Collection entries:
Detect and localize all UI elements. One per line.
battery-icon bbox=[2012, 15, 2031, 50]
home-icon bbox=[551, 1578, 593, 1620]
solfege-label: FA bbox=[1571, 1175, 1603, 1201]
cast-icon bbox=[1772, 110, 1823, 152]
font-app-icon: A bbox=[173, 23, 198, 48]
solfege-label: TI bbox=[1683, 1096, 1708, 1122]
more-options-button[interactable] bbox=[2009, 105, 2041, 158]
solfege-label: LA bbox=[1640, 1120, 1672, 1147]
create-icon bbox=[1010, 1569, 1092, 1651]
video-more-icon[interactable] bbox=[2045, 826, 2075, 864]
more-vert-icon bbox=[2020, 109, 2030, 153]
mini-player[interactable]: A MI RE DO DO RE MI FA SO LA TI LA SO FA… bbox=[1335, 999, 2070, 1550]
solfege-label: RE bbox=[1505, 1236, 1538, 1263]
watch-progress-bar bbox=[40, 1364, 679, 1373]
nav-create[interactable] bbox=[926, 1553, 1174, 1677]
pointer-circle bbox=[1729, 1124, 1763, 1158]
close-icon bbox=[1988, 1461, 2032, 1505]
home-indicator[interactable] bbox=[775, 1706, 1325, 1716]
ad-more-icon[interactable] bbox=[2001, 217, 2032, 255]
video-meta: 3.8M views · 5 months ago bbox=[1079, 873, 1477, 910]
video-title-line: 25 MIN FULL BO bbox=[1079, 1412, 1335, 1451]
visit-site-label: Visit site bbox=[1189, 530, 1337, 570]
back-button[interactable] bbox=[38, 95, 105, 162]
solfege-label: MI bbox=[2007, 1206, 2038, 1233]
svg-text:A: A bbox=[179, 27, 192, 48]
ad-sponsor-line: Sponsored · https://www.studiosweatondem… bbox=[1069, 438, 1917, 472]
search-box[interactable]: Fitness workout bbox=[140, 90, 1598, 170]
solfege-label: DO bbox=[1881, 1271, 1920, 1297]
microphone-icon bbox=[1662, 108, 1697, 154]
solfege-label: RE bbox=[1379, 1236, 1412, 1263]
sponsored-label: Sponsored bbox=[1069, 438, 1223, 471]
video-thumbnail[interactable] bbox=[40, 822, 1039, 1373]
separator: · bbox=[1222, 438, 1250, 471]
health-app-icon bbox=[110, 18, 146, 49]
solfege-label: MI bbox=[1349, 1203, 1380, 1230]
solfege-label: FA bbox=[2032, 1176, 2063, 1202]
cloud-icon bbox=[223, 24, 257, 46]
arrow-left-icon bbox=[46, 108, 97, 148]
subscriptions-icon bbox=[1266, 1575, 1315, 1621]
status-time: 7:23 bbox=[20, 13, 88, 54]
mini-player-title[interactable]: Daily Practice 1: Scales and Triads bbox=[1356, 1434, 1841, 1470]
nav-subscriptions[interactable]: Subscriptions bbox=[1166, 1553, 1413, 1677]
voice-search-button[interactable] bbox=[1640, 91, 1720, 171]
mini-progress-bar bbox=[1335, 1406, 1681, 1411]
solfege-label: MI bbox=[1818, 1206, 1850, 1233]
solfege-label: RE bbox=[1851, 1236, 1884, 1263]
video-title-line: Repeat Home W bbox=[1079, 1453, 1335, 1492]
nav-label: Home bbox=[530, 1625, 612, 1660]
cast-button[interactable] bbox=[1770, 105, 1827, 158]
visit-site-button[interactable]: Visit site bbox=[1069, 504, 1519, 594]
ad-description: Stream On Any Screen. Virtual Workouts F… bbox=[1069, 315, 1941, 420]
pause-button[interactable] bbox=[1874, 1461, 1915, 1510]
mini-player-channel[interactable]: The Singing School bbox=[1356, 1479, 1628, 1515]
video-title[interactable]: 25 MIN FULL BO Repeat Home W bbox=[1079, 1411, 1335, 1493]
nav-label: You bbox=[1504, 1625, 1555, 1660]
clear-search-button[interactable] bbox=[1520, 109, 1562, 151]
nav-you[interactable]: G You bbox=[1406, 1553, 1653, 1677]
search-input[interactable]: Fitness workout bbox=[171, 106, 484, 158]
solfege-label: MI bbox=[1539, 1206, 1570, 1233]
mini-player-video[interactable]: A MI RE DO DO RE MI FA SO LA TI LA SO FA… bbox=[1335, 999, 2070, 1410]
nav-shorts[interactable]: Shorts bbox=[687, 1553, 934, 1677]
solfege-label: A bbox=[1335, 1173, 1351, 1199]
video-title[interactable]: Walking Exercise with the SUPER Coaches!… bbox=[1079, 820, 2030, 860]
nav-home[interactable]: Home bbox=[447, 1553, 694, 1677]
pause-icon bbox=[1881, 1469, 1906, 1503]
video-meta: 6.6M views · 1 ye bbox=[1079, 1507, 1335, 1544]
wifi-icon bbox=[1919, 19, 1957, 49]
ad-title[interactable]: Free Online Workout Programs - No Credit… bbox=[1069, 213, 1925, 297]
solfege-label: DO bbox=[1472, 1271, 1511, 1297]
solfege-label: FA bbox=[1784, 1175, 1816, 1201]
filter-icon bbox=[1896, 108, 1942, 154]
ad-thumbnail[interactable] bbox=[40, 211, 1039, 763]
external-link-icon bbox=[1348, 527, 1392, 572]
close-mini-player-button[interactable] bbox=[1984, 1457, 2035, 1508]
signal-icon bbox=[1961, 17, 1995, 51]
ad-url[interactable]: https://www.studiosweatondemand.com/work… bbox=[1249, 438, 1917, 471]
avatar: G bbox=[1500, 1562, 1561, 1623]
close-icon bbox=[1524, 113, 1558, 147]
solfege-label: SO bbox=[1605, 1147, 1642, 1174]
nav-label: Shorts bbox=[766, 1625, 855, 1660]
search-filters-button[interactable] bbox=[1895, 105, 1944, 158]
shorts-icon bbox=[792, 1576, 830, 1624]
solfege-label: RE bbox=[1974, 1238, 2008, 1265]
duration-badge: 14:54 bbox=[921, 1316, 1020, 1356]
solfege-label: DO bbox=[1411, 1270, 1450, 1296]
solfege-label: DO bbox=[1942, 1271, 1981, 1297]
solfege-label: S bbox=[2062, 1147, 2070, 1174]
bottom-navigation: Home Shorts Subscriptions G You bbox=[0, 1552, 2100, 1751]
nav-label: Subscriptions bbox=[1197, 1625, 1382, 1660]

### Directions for this task
Set down every line of the records above, keeping each line word for word as it appears.

### Output for this task
Detect and localize all UI elements. One per line.
battery-icon bbox=[2012, 15, 2031, 50]
home-icon bbox=[551, 1578, 593, 1620]
solfege-label: FA bbox=[1571, 1175, 1603, 1201]
cast-icon bbox=[1772, 110, 1823, 152]
font-app-icon: A bbox=[173, 23, 198, 48]
solfege-label: TI bbox=[1683, 1096, 1708, 1122]
more-options-button[interactable] bbox=[2009, 105, 2041, 158]
solfege-label: LA bbox=[1640, 1120, 1672, 1147]
create-icon bbox=[1010, 1569, 1092, 1651]
video-more-icon[interactable] bbox=[2045, 826, 2075, 864]
more-vert-icon bbox=[2020, 109, 2030, 153]
mini-player[interactable]: A MI RE DO DO RE MI FA SO LA TI LA SO FA… bbox=[1335, 999, 2070, 1550]
solfege-label: RE bbox=[1505, 1236, 1538, 1263]
watch-progress-bar bbox=[40, 1364, 679, 1373]
nav-create[interactable] bbox=[926, 1553, 1174, 1677]
pointer-circle bbox=[1729, 1124, 1763, 1158]
close-icon bbox=[1988, 1461, 2032, 1505]
home-indicator[interactable] bbox=[775, 1706, 1325, 1716]
ad-more-icon[interactable] bbox=[2001, 217, 2032, 255]
video-meta: 3.8M views · 5 months ago bbox=[1079, 873, 1477, 910]
video-title-line: 25 MIN FULL BO bbox=[1079, 1412, 1335, 1451]
visit-site-label: Visit site bbox=[1189, 530, 1337, 570]
back-button[interactable] bbox=[38, 95, 105, 162]
solfege-label: MI bbox=[2007, 1206, 2038, 1233]
svg-text:A: A bbox=[179, 27, 192, 48]
ad-sponsor-line: Sponsored · https://www.studiosweatondem… bbox=[1069, 438, 1917, 472]
search-box[interactable]: Fitness workout bbox=[140, 90, 1598, 170]
solfege-label: DO bbox=[1881, 1271, 1920, 1297]
microphone-icon bbox=[1662, 108, 1697, 154]
solfege-label: RE bbox=[1379, 1236, 1412, 1263]
sponsored-label: Sponsored bbox=[1069, 438, 1223, 471]
video-thumbnail[interactable] bbox=[40, 822, 1039, 1373]
separator: · bbox=[1222, 438, 1250, 471]
health-app-icon bbox=[110, 18, 146, 49]
solfege-label: MI bbox=[1349, 1203, 1380, 1230]
solfege-label: FA bbox=[2032, 1176, 2063, 1202]
cloud-icon bbox=[223, 24, 257, 46]
arrow-left-icon bbox=[46, 108, 97, 148]
subscriptions-icon bbox=[1266, 1575, 1315, 1621]
status-time: 7:23 bbox=[20, 13, 88, 54]
mini-player-title[interactable]: Daily Practice 1: Scales and Triads bbox=[1356, 1434, 1841, 1470]
nav-subscriptions[interactable]: Subscriptions bbox=[1166, 1553, 1413, 1677]
voice-search-button[interactable] bbox=[1640, 91, 1720, 171]
mini-progress-bar bbox=[1335, 1406, 1681, 1411]
solfege-label: MI bbox=[1818, 1206, 1850, 1233]
solfege-label: RE bbox=[1851, 1236, 1884, 1263]
video-title-line: Repeat Home W bbox=[1079, 1453, 1335, 1492]
nav-label: Home bbox=[530, 1625, 612, 1660]
cast-button[interactable] bbox=[1770, 105, 1827, 158]
visit-site-button[interactable]: Visit site bbox=[1069, 504, 1519, 594]
ad-description: Stream On Any Screen. Virtual Workouts F… bbox=[1069, 315, 1941, 420]
pause-button[interactable] bbox=[1874, 1461, 1915, 1510]
mini-player-channel[interactable]: The Singing School bbox=[1356, 1479, 1628, 1515]
video-title[interactable]: 25 MIN FULL BO Repeat Home W bbox=[1079, 1411, 1335, 1493]
nav-label: You bbox=[1504, 1625, 1555, 1660]
clear-search-button[interactable] bbox=[1520, 109, 1562, 151]
nav-you[interactable]: G You bbox=[1406, 1553, 1653, 1677]
search-input[interactable]: Fitness workout bbox=[171, 106, 484, 158]
solfege-label: MI bbox=[1539, 1206, 1570, 1233]
mini-player-video[interactable]: A MI RE DO DO RE MI FA SO LA TI LA SO FA… bbox=[1335, 999, 2070, 1410]
nav-shorts[interactable]: Shorts bbox=[687, 1553, 934, 1677]
solfege-label: A bbox=[1335, 1173, 1351, 1199]
video-title[interactable]: Walking Exercise with the SUPER Coaches!… bbox=[1079, 820, 2030, 860]
nav-home[interactable]: Home bbox=[447, 1553, 694, 1677]
pause-icon bbox=[1881, 1469, 1906, 1503]
video-meta: 6.6M views · 1 ye bbox=[1079, 1507, 1335, 1544]
wifi-icon bbox=[1919, 19, 1957, 49]
ad-title[interactable]: Free Online Workout Programs - No Credit… bbox=[1069, 213, 1925, 297]
solfege-label: DO bbox=[1472, 1271, 1511, 1297]
solfege-label: FA bbox=[1784, 1175, 1816, 1201]
filter-icon bbox=[1896, 108, 1942, 154]
ad-thumbnail[interactable] bbox=[40, 211, 1039, 763]
external-link-icon bbox=[1348, 527, 1392, 572]
close-mini-player-button[interactable] bbox=[1984, 1457, 2035, 1508]
signal-icon bbox=[1961, 17, 1995, 51]
ad-url[interactable]: https://www.studiosweatondemand.com/work… bbox=[1249, 438, 1917, 471]
avatar: G bbox=[1500, 1562, 1561, 1623]
close-icon bbox=[1524, 113, 1558, 147]
solfege-label: SO bbox=[1605, 1147, 1642, 1174]
nav-label: Shorts bbox=[766, 1625, 855, 1660]
search-filters-button[interactable] bbox=[1895, 105, 1944, 158]
shorts-icon bbox=[792, 1576, 830, 1624]
solfege-label: RE bbox=[1974, 1238, 2008, 1265]
duration-badge: 14:54 bbox=[921, 1316, 1020, 1356]
solfege-label: DO bbox=[1411, 1270, 1450, 1296]
solfege-label: DO bbox=[1942, 1271, 1981, 1297]
solfege-label: S bbox=[2062, 1147, 2070, 1174]
bottom-navigation: Home Shorts Subscriptions G You bbox=[0, 1552, 2100, 1751]
nav-label: Subscriptions bbox=[1197, 1625, 1382, 1660]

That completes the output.